» Set problem: Copy out all of the material, matching it word for word.

» Data provided:
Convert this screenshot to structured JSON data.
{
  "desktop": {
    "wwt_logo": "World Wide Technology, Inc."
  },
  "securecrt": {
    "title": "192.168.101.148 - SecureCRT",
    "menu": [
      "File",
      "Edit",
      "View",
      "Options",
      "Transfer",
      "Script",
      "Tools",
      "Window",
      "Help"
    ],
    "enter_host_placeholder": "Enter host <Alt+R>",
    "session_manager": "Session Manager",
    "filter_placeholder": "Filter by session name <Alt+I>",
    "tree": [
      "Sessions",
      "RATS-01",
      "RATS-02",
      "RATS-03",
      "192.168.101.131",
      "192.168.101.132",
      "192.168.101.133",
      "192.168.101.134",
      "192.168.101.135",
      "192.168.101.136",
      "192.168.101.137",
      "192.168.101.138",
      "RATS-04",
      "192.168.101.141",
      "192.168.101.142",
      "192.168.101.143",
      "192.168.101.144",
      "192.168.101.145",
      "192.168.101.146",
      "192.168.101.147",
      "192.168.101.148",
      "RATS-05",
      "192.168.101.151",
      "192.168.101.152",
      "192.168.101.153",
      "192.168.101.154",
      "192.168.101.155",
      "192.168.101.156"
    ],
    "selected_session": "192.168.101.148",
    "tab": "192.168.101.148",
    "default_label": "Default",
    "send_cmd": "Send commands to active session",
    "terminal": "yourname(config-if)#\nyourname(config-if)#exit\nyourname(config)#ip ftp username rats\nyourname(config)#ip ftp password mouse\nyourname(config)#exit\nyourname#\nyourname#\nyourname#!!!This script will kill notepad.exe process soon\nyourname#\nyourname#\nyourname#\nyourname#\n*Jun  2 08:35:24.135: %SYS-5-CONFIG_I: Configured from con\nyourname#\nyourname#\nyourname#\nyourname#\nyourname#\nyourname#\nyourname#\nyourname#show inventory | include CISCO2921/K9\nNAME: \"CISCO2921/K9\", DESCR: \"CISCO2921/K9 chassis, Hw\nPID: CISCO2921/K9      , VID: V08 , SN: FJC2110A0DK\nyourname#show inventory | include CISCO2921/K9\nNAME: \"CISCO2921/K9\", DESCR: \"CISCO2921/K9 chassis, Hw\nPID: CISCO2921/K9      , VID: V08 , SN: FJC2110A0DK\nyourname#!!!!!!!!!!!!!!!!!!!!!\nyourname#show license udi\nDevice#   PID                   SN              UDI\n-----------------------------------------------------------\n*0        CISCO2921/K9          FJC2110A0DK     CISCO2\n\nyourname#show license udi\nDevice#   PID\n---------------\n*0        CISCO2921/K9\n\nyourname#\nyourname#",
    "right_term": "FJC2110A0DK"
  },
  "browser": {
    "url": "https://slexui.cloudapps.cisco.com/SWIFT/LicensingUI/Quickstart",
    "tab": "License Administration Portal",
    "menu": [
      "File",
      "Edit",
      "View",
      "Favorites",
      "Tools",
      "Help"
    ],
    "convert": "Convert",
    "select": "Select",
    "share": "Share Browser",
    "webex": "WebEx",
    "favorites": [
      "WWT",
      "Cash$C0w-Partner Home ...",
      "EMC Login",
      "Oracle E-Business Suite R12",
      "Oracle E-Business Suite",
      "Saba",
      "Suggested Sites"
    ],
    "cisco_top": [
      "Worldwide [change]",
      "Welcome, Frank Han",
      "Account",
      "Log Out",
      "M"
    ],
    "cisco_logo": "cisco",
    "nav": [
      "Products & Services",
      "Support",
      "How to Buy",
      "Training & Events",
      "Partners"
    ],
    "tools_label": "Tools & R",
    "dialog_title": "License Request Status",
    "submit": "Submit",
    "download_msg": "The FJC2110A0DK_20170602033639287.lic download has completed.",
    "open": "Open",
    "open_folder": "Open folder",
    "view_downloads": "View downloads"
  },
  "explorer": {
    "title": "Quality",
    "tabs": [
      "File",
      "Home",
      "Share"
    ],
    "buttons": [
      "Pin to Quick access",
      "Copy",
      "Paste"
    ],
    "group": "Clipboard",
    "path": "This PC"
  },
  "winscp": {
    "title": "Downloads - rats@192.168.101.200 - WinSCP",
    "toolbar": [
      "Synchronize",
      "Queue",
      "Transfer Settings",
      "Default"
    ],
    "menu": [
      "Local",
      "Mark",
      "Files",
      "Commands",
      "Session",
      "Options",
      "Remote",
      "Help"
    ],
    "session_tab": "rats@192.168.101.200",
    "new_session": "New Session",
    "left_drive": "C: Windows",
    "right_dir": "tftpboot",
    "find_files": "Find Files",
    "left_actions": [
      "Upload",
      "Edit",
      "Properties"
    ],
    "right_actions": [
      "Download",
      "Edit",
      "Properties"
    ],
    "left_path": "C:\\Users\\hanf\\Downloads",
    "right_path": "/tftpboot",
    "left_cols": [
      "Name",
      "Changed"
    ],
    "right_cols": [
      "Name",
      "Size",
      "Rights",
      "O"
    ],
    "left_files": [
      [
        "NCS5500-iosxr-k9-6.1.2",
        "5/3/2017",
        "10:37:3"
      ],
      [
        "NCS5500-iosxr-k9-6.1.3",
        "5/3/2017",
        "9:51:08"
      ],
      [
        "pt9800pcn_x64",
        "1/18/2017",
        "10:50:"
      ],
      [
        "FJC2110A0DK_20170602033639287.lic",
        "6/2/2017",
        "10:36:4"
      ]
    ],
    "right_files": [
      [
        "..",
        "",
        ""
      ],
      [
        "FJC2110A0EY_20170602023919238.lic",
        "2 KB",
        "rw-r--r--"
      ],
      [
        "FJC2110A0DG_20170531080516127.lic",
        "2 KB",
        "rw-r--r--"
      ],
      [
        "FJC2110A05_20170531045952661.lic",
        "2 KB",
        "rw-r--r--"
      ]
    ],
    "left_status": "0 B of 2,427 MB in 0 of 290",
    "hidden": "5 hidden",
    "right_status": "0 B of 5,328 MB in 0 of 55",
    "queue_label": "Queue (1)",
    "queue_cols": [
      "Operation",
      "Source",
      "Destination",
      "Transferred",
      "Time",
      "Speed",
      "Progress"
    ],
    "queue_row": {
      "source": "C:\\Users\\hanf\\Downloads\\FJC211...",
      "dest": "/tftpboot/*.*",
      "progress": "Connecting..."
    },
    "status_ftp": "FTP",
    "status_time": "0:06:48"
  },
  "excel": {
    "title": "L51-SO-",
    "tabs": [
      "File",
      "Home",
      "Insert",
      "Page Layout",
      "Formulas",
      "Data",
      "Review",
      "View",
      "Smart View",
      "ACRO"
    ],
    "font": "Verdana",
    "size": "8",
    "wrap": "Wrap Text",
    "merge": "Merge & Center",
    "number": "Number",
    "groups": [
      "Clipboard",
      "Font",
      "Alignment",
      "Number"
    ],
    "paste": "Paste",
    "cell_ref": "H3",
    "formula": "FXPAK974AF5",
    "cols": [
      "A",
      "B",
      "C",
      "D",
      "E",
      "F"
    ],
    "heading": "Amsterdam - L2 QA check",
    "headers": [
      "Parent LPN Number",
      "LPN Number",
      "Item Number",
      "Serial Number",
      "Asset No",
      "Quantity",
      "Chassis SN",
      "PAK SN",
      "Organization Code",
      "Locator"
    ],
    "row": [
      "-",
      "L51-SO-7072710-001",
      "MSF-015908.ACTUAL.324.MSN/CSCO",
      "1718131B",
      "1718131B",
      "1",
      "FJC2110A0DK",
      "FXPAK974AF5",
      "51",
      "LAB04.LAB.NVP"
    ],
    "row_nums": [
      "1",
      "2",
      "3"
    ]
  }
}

» Answer to this exercise:
Convert this screenshot to structured JSON data.
{
  "desktop": {
    "wwt_logo": "World Wide Technology, Inc."
  },
  "securecrt": {
    "title": "192.168.101.148 - SecureCRT",
    "menu": [
      "File",
      "Edit",
      "View",
      "Options",
      "Transfer",
      "Script",
      "Tools",
      "Window",
      "Help"
    ],
    "enter_host_placeholder": "Enter host <Alt+R>",
    "session_manager": "Session Manager",
    "filter_placeholder": "Filter by session name <Alt+I>",
    "tree": [
      "Sessions",
      "RATS-01",
      "RATS-02",
      "RATS-03",
      "192.168.101.131",
      "192.168.101.132",
      "192.168.101.133",
      "192.168.101.134",
      "192.168.101.135",
      "192.168.101.136",
      "192.168.101.137",
      "192.168.101.138",
      "RATS-04",
      "192.168.101.141",
      "192.168.101.142",
      "192.168.101.143",
      "192.168.101.144",
      "192.168.101.145",
      "192.168.101.146",
      "192.168.101.147",
      "192.168.101.148",
      "RATS-05",
      "192.168.101.151",
      "192.168.101.152",
      "192.168.101.153",
      "192.168.101.154",
      "192.168.101.155",
      "192.168.101.156"
    ],
    "selected_session": "192.168.101.148",
    "tab": "192.168.101.148",
    "default_label": "Default",
    "send_cmd": "Send commands to active session",
    "terminal": "yourname(config-if)#\nyourname(config-if)#exit\nyourname(config)#ip ftp username rats\nyourname(config)#ip ftp password mouse\nyourname(config)#exit\nyourname#\nyourname#\nyourname#!!!This script will kill notepad.exe process soon\nyourname#\nyourname#\nyourname#\nyourname#\n*Jun  2 08:35:24.135: %SYS-5-CONFIG_I: Configured from con\nyourname#\nyourname#\nyourname#\nyourname#\nyourname#\nyourname#\nyourname#\nyourname#show inventory | include CISCO2921/K9\nNAME: \"CISCO2921/K9\", DESCR: \"CISCO2921/K9 chassis, Hw\nPID: CISCO2921/K9      , VID: V08 , SN: FJC2110A0DK\nyourname#show inventory | include CISCO2921/K9\nNAME: \"CISCO2921/K9\", DESCR: \"CISCO2921/K9 chassis, Hw\nPID: CISCO2921/K9      , VID: V08 , SN: FJC2110A0DK\nyourname#!!!!!!!!!!!!!!!!!!!!!\nyourname#show license udi\nDevice#   PID                   SN              UDI\n-----------------------------------------------------------\n*0        CISCO2921/K9          FJC2110A0DK     CISCO2\n\nyourname#show license udi\nDevice#   PID\n---------------\n*0        CISCO2921/K9\n\nyourname#\nyourname#",
    "right_term": "FJC2110A0DK"
  },
  "browser": {
    "url": "https://slexui.cloudapps.cisco.com/SWIFT/LicensingUI/Quickstart",
    "tab": "License Administration Portal",
    "menu": [
      "File",
      "Edit",
      "View",
      "Favorites",
      "Tools",
      "Help"
    ],
    "convert": "Convert",
    "select": "Select",
    "share": "Share Browser",
    "webex": "WebEx",
    "favorites": [
      "WWT",
      "Cash$C0w-Partner Home ...",
      "EMC Login",
      "Oracle E-Business Suite R12",
      "Oracle E-Business Suite",
      "Saba",
      "Suggested Sites"
    ],
    "cisco_top": [
      "Worldwide [change]",
      "Welcome, Frank Han",
      "Account",
      "Log Out",
      "M"
    ],
    "cisco_logo": "cisco",
    "nav": [
      "Products & Services",
      "Support",
      "How to Buy",
      "Training & Events",
      "Partners"
    ],
    "tools_label": "Tools & R",
    "dialog_title": "License Request Status",
    "submit": "Submit",
    "download_msg": "The FJC2110A0DK_20170602033639287.lic download has completed.",
    "open": "Open",
    "open_folder": "Open folder",
    "view_downloads": "View downloads"
  },
  "explorer": {
    "title": "Quality",
    "tabs": [
      "File",
      "Home",
      "Share"
    ],
    "buttons": [
      "Pin to Quick access",
      "Copy",
      "Paste"
    ],
    "group": "Clipboard",
    "path": "This PC"
  },
  "winscp": {
    "title": "Downloads - rats@192.168.101.200 - WinSCP",
    "toolbar": [
      "Synchronize",
      "Queue",
      "Transfer Settings",
      "Default"
    ],
    "menu": [
      "Local",
      "Mark",
      "Files",
      "Commands",
      "Session",
      "Options",
      "Remote",
      "Help"
    ],
    "session_tab": "rats@192.168.101.200",
    "new_session": "New Session",
    "left_drive": "C: Windows",
    "right_dir": "tftpboot",
    "find_files": "Find Files",
    "left_actions": [
      "Upload",
      "Edit",
      "Properties"
    ],
    "right_actions": [
      "Download",
      "Edit",
      "Properties"
    ],
    "left_path": "C:\\Users\\hanf\\Downloads",
    "right_path": "/tftpboot",
    "left_cols": [
      "Name",
      "Changed"
    ],
    "right_cols": [
      "Name",
      "Size",
      "Rights",
      "O"
    ],
    "left_files": [
      [
        "NCS5500-iosxr-k9-6.1.2",
        "5/3/2017",
        "10:37:3"
      ],
      [
        "NCS5500-iosxr-k9-6.1.3",
        "5/3/2017",
        "9:51:08"
      ],
      [
        "pt9800pcn_x64",
        "1/18/2017",
        "10:50:"
      ],
      [
        "FJC2110A0DK_20170602033639287.lic",
        "6/2/2017",
        "10:36:4"
      ]
    ],
    "right_files": [
      [
        "..",
        "",
        ""
      ],
      [
        "FJC2110A0EY_20170602023919238.lic",
        "2 KB",
        "rw-r--r--"
      ],
      [
        "FJC2110A0DG_20170531080516127.lic",
        "2 KB",
        "rw-r--r--"
      ],
      [
        "FJC2110A05_20170531045952661.lic",
        "2 KB",
        "rw-r--r--"
      ]
    ],
    "left_status": "0 B of 2,427 MB in 0 of 290",
    "hidden": "5 hidden",
    "right_status": "0 B of 5,328 MB in 0 of 55",
    "queue_label": "Queue (1)",
    "queue_cols": [
      "Operation",
      "Source",
      "Destination",
      "Transferred",
      "Time",
      "Speed",
      "Progress"
    ],
    "queue_row": {
      "source": "C:\\Users\\hanf\\Downloads\\FJC211...",
      "dest": "/tftpboot/*.*",
      "progress": "Connecting..."
    },
    "status_ftp": "FTP",
    "status_time": "0:06:48"
  },
  "excel": {
    "title": "L51-SO-",
    "tabs": [
      "File",
      "Home",
      "Insert",
      "Page Layout",
      "Formulas",
      "Data",
      "Review",
      "View",
      "Smart View",
      "ACRO"
    ],
    "font": "Verdana",
    "size": "8",
    "wrap": "Wrap Text",
    "merge": "Merge & Center",
    "number": "Number",
    "groups": [
      "Clipboard",
      "Font",
      "Alignment",
      "Number"
    ],
    "paste": "Paste",
    "cell_ref": "H3",
    "formula": "FXPAK974AF5",
    "cols": [
      "A",
      "B",
      "C",
      "D",
      "E",
      "F"
    ],
    "heading": "Amsterdam - L2 QA check",
    "headers": [
      "Parent LPN Number",
      "LPN Number",
      "Item Number",
      "Serial Number",
      "Asset No",
      "Quantity",
      "Chassis SN",
      "PAK SN",
      "Organization Code",
      "Locator"
    ],
    "row": [
      "-",
      "L51-SO-7072710-001",
      "MSF-015908.ACTUAL.324.MSN/CSCO",
      "1718131B",
      "1718131B",
      "1",
      "FJC2110A0DK",
      "FXPAK974AF5",
      "51",
      "LAB04.LAB.NVP"
    ],
    "row_nums": [
      "1",
      "2",
      "3"
    ]
  }
}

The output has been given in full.